## BEGIN RECORDS PROVIDED
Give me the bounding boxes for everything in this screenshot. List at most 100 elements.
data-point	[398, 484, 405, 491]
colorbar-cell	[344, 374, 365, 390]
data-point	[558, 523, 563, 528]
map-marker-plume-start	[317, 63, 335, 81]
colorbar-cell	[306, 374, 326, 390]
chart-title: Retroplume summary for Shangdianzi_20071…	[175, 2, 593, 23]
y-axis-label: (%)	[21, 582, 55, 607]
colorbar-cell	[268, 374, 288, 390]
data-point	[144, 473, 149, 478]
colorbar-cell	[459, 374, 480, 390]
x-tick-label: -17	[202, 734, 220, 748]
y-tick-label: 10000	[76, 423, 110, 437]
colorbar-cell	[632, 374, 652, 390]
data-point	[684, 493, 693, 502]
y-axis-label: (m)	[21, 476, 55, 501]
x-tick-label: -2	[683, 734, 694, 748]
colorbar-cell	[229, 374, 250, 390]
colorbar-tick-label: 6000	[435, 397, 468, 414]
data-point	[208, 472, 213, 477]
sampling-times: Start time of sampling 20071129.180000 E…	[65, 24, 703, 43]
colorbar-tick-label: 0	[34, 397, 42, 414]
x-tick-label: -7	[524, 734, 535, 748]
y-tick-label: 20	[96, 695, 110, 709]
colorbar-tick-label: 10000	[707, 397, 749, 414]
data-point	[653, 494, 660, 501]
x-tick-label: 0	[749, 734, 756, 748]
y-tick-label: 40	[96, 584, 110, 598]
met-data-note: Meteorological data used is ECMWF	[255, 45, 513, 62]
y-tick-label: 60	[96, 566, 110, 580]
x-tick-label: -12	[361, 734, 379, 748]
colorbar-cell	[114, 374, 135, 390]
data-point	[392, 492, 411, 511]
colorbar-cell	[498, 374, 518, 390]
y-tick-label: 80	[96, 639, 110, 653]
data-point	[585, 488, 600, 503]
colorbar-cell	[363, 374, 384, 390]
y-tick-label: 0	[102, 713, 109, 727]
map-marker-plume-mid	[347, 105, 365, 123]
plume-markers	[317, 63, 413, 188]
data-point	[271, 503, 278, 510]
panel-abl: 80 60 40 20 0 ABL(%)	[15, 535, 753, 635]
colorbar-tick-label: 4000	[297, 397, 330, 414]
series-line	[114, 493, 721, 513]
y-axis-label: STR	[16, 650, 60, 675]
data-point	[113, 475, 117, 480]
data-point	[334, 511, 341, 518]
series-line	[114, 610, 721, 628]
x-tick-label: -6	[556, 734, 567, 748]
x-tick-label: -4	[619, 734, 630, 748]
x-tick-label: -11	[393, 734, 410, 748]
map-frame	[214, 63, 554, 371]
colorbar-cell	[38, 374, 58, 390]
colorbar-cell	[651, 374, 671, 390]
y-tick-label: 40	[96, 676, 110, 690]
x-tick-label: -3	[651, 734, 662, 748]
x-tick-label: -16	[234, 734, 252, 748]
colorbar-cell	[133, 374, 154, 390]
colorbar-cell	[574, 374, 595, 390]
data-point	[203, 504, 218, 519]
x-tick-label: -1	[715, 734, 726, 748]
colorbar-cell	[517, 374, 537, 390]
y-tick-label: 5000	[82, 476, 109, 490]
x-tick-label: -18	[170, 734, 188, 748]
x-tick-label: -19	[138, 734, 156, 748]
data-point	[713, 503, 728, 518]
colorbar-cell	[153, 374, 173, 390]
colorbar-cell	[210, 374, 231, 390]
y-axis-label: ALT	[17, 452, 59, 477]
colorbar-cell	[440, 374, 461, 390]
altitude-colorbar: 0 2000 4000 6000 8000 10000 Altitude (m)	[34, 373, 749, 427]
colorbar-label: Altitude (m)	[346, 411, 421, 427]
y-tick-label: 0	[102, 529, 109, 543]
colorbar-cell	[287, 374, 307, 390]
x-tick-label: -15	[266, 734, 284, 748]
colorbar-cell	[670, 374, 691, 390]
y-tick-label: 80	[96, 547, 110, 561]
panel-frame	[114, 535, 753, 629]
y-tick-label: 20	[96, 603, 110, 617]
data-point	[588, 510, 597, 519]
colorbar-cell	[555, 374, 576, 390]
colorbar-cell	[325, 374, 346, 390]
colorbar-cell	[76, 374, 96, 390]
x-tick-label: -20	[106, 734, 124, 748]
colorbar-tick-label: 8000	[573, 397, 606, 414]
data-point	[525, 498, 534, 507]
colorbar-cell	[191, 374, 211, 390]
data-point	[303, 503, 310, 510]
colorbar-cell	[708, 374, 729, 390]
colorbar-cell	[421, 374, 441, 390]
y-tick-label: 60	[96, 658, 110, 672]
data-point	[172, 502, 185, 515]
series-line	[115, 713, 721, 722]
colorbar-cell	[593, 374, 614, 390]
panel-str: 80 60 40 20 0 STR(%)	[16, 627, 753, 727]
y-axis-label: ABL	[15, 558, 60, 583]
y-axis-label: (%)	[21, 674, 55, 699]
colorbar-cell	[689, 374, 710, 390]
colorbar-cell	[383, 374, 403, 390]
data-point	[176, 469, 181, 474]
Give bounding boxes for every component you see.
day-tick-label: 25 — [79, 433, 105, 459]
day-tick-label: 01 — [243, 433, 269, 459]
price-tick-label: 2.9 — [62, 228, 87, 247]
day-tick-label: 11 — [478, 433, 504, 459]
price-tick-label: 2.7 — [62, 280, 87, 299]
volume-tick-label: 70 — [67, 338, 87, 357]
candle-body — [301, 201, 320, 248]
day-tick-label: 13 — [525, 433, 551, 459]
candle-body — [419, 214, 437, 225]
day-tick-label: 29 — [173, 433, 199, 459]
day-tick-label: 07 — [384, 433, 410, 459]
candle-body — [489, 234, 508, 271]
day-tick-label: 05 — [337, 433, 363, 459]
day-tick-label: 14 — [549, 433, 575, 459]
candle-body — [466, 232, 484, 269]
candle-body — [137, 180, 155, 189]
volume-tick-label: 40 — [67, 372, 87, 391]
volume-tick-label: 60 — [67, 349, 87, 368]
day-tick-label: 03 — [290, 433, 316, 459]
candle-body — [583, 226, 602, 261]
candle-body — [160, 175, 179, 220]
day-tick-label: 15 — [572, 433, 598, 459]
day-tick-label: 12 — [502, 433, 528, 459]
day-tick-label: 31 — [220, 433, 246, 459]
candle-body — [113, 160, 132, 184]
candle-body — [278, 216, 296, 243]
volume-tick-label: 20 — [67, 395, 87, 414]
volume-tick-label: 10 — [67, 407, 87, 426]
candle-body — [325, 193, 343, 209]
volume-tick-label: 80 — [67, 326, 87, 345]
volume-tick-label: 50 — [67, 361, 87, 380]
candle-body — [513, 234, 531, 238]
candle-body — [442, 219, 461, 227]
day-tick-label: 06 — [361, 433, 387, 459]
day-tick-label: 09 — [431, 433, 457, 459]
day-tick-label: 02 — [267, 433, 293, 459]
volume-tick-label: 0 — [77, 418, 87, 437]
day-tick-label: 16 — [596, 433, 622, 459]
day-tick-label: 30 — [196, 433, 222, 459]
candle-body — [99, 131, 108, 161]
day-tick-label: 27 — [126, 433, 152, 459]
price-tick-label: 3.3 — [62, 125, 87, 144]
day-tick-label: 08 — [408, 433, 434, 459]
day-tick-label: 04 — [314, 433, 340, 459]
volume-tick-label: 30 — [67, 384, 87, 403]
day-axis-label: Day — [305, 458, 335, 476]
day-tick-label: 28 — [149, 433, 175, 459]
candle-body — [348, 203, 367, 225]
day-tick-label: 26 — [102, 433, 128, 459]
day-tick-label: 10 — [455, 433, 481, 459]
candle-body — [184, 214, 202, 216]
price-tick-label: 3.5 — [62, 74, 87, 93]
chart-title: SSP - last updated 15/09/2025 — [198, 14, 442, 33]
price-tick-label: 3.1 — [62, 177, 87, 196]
## END RECORDS PROVIDED
Please reproduce every line of the entries above, word for word.

Give me the bounding boxes for everything in this screenshot. List at most 100 elements.
data-point	[398, 484, 405, 491]
colorbar-cell	[344, 374, 365, 390]
data-point	[558, 523, 563, 528]
map-marker-plume-start	[317, 63, 335, 81]
colorbar-cell	[306, 374, 326, 390]
chart-title: Retroplume summary for Shangdianzi_20071…	[175, 2, 593, 23]
y-axis-label: (%)	[21, 582, 55, 607]
colorbar-cell	[268, 374, 288, 390]
data-point	[144, 473, 149, 478]
colorbar-cell	[459, 374, 480, 390]
x-tick-label: -17	[202, 734, 220, 748]
y-tick-label: 10000	[76, 423, 110, 437]
colorbar-cell	[632, 374, 652, 390]
data-point	[684, 493, 693, 502]
y-axis-label: (m)	[21, 476, 55, 501]
x-tick-label: -2	[683, 734, 694, 748]
colorbar-cell	[229, 374, 250, 390]
colorbar-tick-label: 6000	[435, 397, 468, 414]
data-point	[208, 472, 213, 477]
sampling-times: Start time of sampling 20071129.180000 E…	[65, 24, 703, 43]
colorbar-tick-label: 0	[34, 397, 42, 414]
x-tick-label: -7	[524, 734, 535, 748]
y-tick-label: 20	[96, 695, 110, 709]
colorbar-tick-label: 10000	[707, 397, 749, 414]
data-point	[653, 494, 660, 501]
x-tick-label: 0	[749, 734, 756, 748]
y-tick-label: 40	[96, 584, 110, 598]
met-data-note: Meteorological data used is ECMWF	[255, 45, 513, 62]
y-tick-label: 60	[96, 566, 110, 580]
x-tick-label: -12	[361, 734, 379, 748]
colorbar-cell	[114, 374, 135, 390]
data-point	[392, 492, 411, 511]
colorbar-cell	[498, 374, 518, 390]
y-tick-label: 80	[96, 639, 110, 653]
data-point	[585, 488, 600, 503]
colorbar-cell	[363, 374, 384, 390]
y-tick-label: 0	[102, 713, 109, 727]
map-marker-plume-mid	[347, 105, 365, 123]
plume-markers	[317, 63, 413, 188]
data-point	[271, 503, 278, 510]
panel-abl: 80 60 40 20 0 ABL(%)	[15, 535, 753, 635]
colorbar-tick-label: 4000	[297, 397, 330, 414]
series-line	[114, 493, 721, 513]
y-axis-label: STR	[16, 650, 60, 675]
data-point	[113, 475, 117, 480]
data-point	[334, 511, 341, 518]
series-line	[114, 610, 721, 628]
x-tick-label: -6	[556, 734, 567, 748]
x-tick-label: -4	[619, 734, 630, 748]
x-tick-label: -11	[393, 734, 410, 748]
map-frame	[214, 63, 554, 371]
colorbar-cell	[38, 374, 58, 390]
colorbar-cell	[651, 374, 671, 390]
y-tick-label: 40	[96, 676, 110, 690]
x-tick-label: -3	[651, 734, 662, 748]
x-tick-label: -16	[234, 734, 252, 748]
colorbar-cell	[133, 374, 154, 390]
colorbar-cell	[574, 374, 595, 390]
data-point	[203, 504, 218, 519]
x-tick-label: -1	[715, 734, 726, 748]
colorbar-cell	[517, 374, 537, 390]
y-tick-label: 5000	[82, 476, 109, 490]
x-tick-label: -18	[170, 734, 188, 748]
x-tick-label: -19	[138, 734, 156, 748]
data-point	[713, 503, 728, 518]
colorbar-cell	[153, 374, 173, 390]
colorbar-cell	[210, 374, 231, 390]
y-axis-label: ALT	[17, 452, 59, 477]
colorbar-cell	[440, 374, 461, 390]
altitude-colorbar: 0 2000 4000 6000 8000 10000 Altitude (m)	[34, 373, 749, 427]
colorbar-label: Altitude (m)	[346, 411, 421, 427]
y-tick-label: 0	[102, 529, 109, 543]
colorbar-cell	[287, 374, 307, 390]
x-tick-label: -15	[266, 734, 284, 748]
colorbar-cell	[670, 374, 691, 390]
y-tick-label: 80	[96, 547, 110, 561]
panel-frame	[114, 535, 753, 629]
y-tick-label: 20	[96, 603, 110, 617]
data-point	[588, 510, 597, 519]
colorbar-cell	[555, 374, 576, 390]
colorbar-cell	[325, 374, 346, 390]
colorbar-cell	[76, 374, 96, 390]
x-tick-label: -20	[106, 734, 124, 748]
colorbar-tick-label: 8000	[573, 397, 606, 414]
data-point	[525, 498, 534, 507]
colorbar-cell	[191, 374, 211, 390]
data-point	[303, 503, 310, 510]
colorbar-cell	[708, 374, 729, 390]
colorbar-cell	[421, 374, 441, 390]
y-tick-label: 60	[96, 658, 110, 672]
data-point	[172, 502, 185, 515]
series-line	[115, 713, 721, 722]
colorbar-cell	[593, 374, 614, 390]
panel-str: 80 60 40 20 0 STR(%)	[16, 627, 753, 727]
y-axis-label: ABL	[15, 558, 60, 583]
y-axis-label: (%)	[21, 674, 55, 699]
colorbar-cell	[689, 374, 710, 390]
colorbar-cell	[383, 374, 403, 390]
data-point	[176, 469, 181, 474]
Give bounding boxes for every component you see.
day-tick-label: 25 — [79, 433, 105, 459]
day-tick-label: 01 — [243, 433, 269, 459]
price-tick-label: 2.9 — [62, 228, 87, 247]
day-tick-label: 11 — [478, 433, 504, 459]
price-tick-label: 2.7 — [62, 280, 87, 299]
volume-tick-label: 70 — [67, 338, 87, 357]
candle-body — [301, 201, 320, 248]
day-tick-label: 13 — [525, 433, 551, 459]
candle-body — [419, 214, 437, 225]
day-tick-label: 29 — [173, 433, 199, 459]
day-tick-label: 07 — [384, 433, 410, 459]
candle-body — [489, 234, 508, 271]
day-tick-label: 05 — [337, 433, 363, 459]
day-tick-label: 14 — [549, 433, 575, 459]
candle-body — [466, 232, 484, 269]
candle-body — [137, 180, 155, 189]
volume-tick-label: 40 — [67, 372, 87, 391]
volume-tick-label: 60 — [67, 349, 87, 368]
day-tick-label: 03 — [290, 433, 316, 459]
candle-body — [583, 226, 602, 261]
candle-body — [160, 175, 179, 220]
day-tick-label: 15 — [572, 433, 598, 459]
day-tick-label: 12 — [502, 433, 528, 459]
day-tick-label: 31 — [220, 433, 246, 459]
candle-body — [113, 160, 132, 184]
candle-body — [278, 216, 296, 243]
volume-tick-label: 20 — [67, 395, 87, 414]
volume-tick-label: 10 — [67, 407, 87, 426]
candle-body — [325, 193, 343, 209]
volume-tick-label: 80 — [67, 326, 87, 345]
volume-tick-label: 50 — [67, 361, 87, 380]
candle-body — [513, 234, 531, 238]
candle-body — [442, 219, 461, 227]
day-tick-label: 06 — [361, 433, 387, 459]
day-tick-label: 09 — [431, 433, 457, 459]
day-tick-label: 02 — [267, 433, 293, 459]
volume-tick-label: 0 — [77, 418, 87, 437]
day-tick-label: 16 — [596, 433, 622, 459]
day-tick-label: 30 — [196, 433, 222, 459]
candle-body — [99, 131, 108, 161]
day-tick-label: 27 — [126, 433, 152, 459]
price-tick-label: 3.3 — [62, 125, 87, 144]
day-tick-label: 08 — [408, 433, 434, 459]
day-tick-label: 04 — [314, 433, 340, 459]
volume-tick-label: 30 — [67, 384, 87, 403]
day-axis-label: Day — [305, 458, 335, 476]
day-tick-label: 28 — [149, 433, 175, 459]
candle-body — [348, 203, 367, 225]
day-tick-label: 26 — [102, 433, 128, 459]
day-tick-label: 10 — [455, 433, 481, 459]
candle-body — [184, 214, 202, 216]
price-tick-label: 3.5 — [62, 74, 87, 93]
chart-title: SSP - last updated 15/09/2025 — [198, 14, 442, 33]
price-tick-label: 3.1 — [62, 177, 87, 196]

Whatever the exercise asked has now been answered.